Your instructions: Could you write out the records below exactly as they appear?

Extracted material:
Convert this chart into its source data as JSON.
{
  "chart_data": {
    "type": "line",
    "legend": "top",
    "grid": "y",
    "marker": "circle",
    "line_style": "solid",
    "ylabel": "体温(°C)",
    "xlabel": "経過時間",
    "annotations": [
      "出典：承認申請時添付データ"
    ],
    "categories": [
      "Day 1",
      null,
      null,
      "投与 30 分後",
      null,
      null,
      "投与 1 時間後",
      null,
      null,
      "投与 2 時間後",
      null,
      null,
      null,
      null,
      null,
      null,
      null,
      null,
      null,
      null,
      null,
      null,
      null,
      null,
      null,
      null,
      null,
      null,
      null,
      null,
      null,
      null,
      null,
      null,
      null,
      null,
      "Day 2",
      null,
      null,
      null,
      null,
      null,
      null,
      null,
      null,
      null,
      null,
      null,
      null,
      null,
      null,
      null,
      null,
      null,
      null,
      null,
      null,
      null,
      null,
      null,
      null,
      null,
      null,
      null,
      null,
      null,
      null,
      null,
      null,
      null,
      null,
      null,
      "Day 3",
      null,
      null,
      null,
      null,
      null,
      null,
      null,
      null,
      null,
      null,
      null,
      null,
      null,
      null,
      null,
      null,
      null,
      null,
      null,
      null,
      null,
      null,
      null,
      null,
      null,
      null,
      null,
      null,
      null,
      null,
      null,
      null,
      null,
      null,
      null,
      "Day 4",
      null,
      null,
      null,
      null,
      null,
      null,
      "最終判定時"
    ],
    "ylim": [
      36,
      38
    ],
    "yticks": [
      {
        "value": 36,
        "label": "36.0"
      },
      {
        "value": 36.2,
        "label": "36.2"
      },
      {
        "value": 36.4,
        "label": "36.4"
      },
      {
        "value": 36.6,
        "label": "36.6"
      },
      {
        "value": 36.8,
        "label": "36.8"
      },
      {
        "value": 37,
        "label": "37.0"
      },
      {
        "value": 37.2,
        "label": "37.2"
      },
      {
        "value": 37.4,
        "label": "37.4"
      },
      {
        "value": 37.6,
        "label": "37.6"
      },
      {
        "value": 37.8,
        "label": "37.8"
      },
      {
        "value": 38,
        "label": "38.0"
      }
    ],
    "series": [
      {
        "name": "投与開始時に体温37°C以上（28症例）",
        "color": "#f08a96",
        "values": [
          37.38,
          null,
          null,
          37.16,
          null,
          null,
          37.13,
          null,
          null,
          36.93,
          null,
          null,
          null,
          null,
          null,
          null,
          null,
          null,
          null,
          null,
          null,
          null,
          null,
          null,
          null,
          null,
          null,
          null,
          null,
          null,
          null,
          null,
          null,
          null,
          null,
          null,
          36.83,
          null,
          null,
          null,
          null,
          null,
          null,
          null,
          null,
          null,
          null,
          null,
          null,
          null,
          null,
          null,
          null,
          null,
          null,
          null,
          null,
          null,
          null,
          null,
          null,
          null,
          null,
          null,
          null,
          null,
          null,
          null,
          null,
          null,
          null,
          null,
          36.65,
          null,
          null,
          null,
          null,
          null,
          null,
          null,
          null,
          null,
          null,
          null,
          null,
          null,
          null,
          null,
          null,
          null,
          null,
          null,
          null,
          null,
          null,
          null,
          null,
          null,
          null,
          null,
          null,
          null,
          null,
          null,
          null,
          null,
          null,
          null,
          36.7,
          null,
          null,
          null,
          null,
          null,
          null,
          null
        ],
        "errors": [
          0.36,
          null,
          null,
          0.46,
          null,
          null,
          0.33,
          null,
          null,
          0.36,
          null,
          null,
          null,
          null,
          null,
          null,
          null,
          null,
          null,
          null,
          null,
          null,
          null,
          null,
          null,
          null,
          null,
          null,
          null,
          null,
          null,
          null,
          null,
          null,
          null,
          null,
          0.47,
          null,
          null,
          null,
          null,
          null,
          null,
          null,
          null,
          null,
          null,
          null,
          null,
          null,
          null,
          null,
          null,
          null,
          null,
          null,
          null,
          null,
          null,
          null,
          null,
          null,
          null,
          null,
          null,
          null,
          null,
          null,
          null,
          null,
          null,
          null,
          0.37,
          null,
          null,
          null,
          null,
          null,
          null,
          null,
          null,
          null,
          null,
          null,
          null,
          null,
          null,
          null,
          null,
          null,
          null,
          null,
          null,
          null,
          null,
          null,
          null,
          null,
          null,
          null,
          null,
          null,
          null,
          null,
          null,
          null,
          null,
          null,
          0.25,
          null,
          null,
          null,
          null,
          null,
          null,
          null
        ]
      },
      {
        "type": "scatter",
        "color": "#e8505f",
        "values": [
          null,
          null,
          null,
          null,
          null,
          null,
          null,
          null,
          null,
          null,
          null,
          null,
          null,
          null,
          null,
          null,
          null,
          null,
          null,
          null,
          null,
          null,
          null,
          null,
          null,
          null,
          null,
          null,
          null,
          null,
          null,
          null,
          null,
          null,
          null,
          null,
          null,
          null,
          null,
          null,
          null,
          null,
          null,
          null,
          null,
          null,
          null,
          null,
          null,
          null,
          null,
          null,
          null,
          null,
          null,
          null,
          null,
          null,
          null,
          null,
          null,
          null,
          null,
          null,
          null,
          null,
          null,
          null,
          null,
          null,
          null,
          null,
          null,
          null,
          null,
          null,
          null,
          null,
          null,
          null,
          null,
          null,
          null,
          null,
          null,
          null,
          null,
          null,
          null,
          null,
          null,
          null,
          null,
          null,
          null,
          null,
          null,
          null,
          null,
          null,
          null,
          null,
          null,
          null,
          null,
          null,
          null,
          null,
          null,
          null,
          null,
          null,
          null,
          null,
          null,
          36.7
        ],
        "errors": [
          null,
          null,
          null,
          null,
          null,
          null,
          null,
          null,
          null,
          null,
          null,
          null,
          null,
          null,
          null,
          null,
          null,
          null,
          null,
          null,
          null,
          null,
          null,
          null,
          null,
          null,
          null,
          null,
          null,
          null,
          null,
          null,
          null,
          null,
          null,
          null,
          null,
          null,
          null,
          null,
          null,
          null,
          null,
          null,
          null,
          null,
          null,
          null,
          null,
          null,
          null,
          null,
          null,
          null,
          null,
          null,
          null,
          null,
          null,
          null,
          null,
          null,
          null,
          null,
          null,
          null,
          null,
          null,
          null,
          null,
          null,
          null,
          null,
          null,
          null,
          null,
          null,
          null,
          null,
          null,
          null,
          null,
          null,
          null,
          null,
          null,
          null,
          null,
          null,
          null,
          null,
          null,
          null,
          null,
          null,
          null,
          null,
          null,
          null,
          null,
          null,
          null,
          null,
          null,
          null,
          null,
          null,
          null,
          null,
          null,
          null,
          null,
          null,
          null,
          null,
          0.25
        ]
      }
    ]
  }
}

Written response:
Convert this chart into its source data as JSON.
{
  "chart_data": {
    "type": "line",
    "legend": "top",
    "grid": "y",
    "marker": "circle",
    "line_style": "solid",
    "ylabel": "体温(°C)",
    "xlabel": "経過時間",
    "annotations": [
      "出典：承認申請時添付データ"
    ],
    "categories": [
      "Day 1",
      null,
      null,
      "投与 30 分後",
      null,
      null,
      "投与 1 時間後",
      null,
      null,
      "投与 2 時間後",
      null,
      null,
      null,
      null,
      null,
      null,
      null,
      null,
      null,
      null,
      null,
      null,
      null,
      null,
      null,
      null,
      null,
      null,
      null,
      null,
      null,
      null,
      null,
      null,
      null,
      null,
      "Day 2",
      null,
      null,
      null,
      null,
      null,
      null,
      null,
      null,
      null,
      null,
      null,
      null,
      null,
      null,
      null,
      null,
      null,
      null,
      null,
      null,
      null,
      null,
      null,
      null,
      null,
      null,
      null,
      null,
      null,
      null,
      null,
      null,
      null,
      null,
      null,
      "Day 3",
      null,
      null,
      null,
      null,
      null,
      null,
      null,
      null,
      null,
      null,
      null,
      null,
      null,
      null,
      null,
      null,
      null,
      null,
      null,
      null,
      null,
      null,
      null,
      null,
      null,
      null,
      null,
      null,
      null,
      null,
      null,
      null,
      null,
      null,
      null,
      "Day 4",
      null,
      null,
      null,
      null,
      null,
      null,
      "最終判定時"
    ],
    "ylim": [
      36,
      38
    ],
    "yticks": [
      {
        "value": 36,
        "label": "36.0"
      },
      {
        "value": 36.2,
        "label": "36.2"
      },
      {
        "value": 36.4,
        "label": "36.4"
      },
      {
        "value": 36.6,
        "label": "36.6"
      },
      {
        "value": 36.8,
        "label": "36.8"
      },
      {
        "value": 37,
        "label": "37.0"
      },
      {
        "value": 37.2,
        "label": "37.2"
      },
      {
        "value": 37.4,
        "label": "37.4"
      },
      {
        "value": 37.6,
        "label": "37.6"
      },
      {
        "value": 37.8,
        "label": "37.8"
      },
      {
        "value": 38,
        "label": "38.0"
      }
    ],
    "series": [
      {
        "name": "投与開始時に体温37°C以上（28症例）",
        "color": "#f08a96",
        "values": [
          37.38,
          null,
          null,
          37.16,
          null,
          null,
          37.13,
          null,
          null,
          36.93,
          null,
          null,
          null,
          null,
          null,
          null,
          null,
          null,
          null,
          null,
          null,
          null,
          null,
          null,
          null,
          null,
          null,
          null,
          null,
          null,
          null,
          null,
          null,
          null,
          null,
          null,
          36.83,
          null,
          null,
          null,
          null,
          null,
          null,
          null,
          null,
          null,
          null,
          null,
          null,
          null,
          null,
          null,
          null,
          null,
          null,
          null,
          null,
          null,
          null,
          null,
          null,
          null,
          null,
          null,
          null,
          null,
          null,
          null,
          null,
          null,
          null,
          null,
          36.65,
          null,
          null,
          null,
          null,
          null,
          null,
          null,
          null,
          null,
          null,
          null,
          null,
          null,
          null,
          null,
          null,
          null,
          null,
          null,
          null,
          null,
          null,
          null,
          null,
          null,
          null,
          null,
          null,
          null,
          null,
          null,
          null,
          null,
          null,
          null,
          36.7,
          null,
          null,
          null,
          null,
          null,
          null,
          null
        ],
        "errors": [
          0.36,
          null,
          null,
          0.46,
          null,
          null,
          0.33,
          null,
          null,
          0.36,
          null,
          null,
          null,
          null,
          null,
          null,
          null,
          null,
          null,
          null,
          null,
          null,
          null,
          null,
          null,
          null,
          null,
          null,
          null,
          null,
          null,
          null,
          null,
          null,
          null,
          null,
          0.47,
          null,
          null,
          null,
          null,
          null,
          null,
          null,
          null,
          null,
          null,
          null,
          null,
          null,
          null,
          null,
          null,
          null,
          null,
          null,
          null,
          null,
          null,
          null,
          null,
          null,
          null,
          null,
          null,
          null,
          null,
          null,
          null,
          null,
          null,
          null,
          0.37,
          null,
          null,
          null,
          null,
          null,
          null,
          null,
          null,
          null,
          null,
          null,
          null,
          null,
          null,
          null,
          null,
          null,
          null,
          null,
          null,
          null,
          null,
          null,
          null,
          null,
          null,
          null,
          null,
          null,
          null,
          null,
          null,
          null,
          null,
          null,
          0.25,
          null,
          null,
          null,
          null,
          null,
          null,
          null
        ]
      },
      {
        "type": "scatter",
        "color": "#e8505f",
        "values": [
          null,
          null,
          null,
          null,
          null,
          null,
          null,
          null,
          null,
          null,
          null,
          null,
          null,
          null,
          null,
          null,
          null,
          null,
          null,
          null,
          null,
          null,
          null,
          null,
          null,
          null,
          null,
          null,
          null,
          null,
          null,
          null,
          null,
          null,
          null,
          null,
          null,
          null,
          null,
          null,
          null,
          null,
          null,
          null,
          null,
          null,
          null,
          null,
          null,
          null,
          null,
          null,
          null,
          null,
          null,
          null,
          null,
          null,
          null,
          null,
          null,
          null,
          null,
          null,
          null,
          null,
          null,
          null,
          null,
          null,
          null,
          null,
          null,
          null,
          null,
          null,
          null,
          null,
          null,
          null,
          null,
          null,
          null,
          null,
          null,
          null,
          null,
          null,
          null,
          null,
          null,
          null,
          null,
          null,
          null,
          null,
          null,
          null,
          null,
          null,
          null,
          null,
          null,
          null,
          null,
          null,
          null,
          null,
          null,
          null,
          null,
          null,
          null,
          null,
          null,
          36.7
        ],
        "errors": [
          null,
          null,
          null,
          null,
          null,
          null,
          null,
          null,
          null,
          null,
          null,
          null,
          null,
          null,
          null,
          null,
          null,
          null,
          null,
          null,
          null,
          null,
          null,
          null,
          null,
          null,
          null,
          null,
          null,
          null,
          null,
          null,
          null,
          null,
          null,
          null,
          null,
          null,
          null,
          null,
          null,
          null,
          null,
          null,
          null,
          null,
          null,
          null,
          null,
          null,
          null,
          null,
          null,
          null,
          null,
          null,
          null,
          null,
          null,
          null,
          null,
          null,
          null,
          null,
          null,
          null,
          null,
          null,
          null,
          null,
          null,
          null,
          null,
          null,
          null,
          null,
          null,
          null,
          null,
          null,
          null,
          null,
          null,
          null,
          null,
          null,
          null,
          null,
          null,
          null,
          null,
          null,
          null,
          null,
          null,
          null,
          null,
          null,
          null,
          null,
          null,
          null,
          null,
          null,
          null,
          null,
          null,
          null,
          null,
          null,
          null,
          null,
          null,
          null,
          null,
          0.25
        ]
      }
    ]
  }
}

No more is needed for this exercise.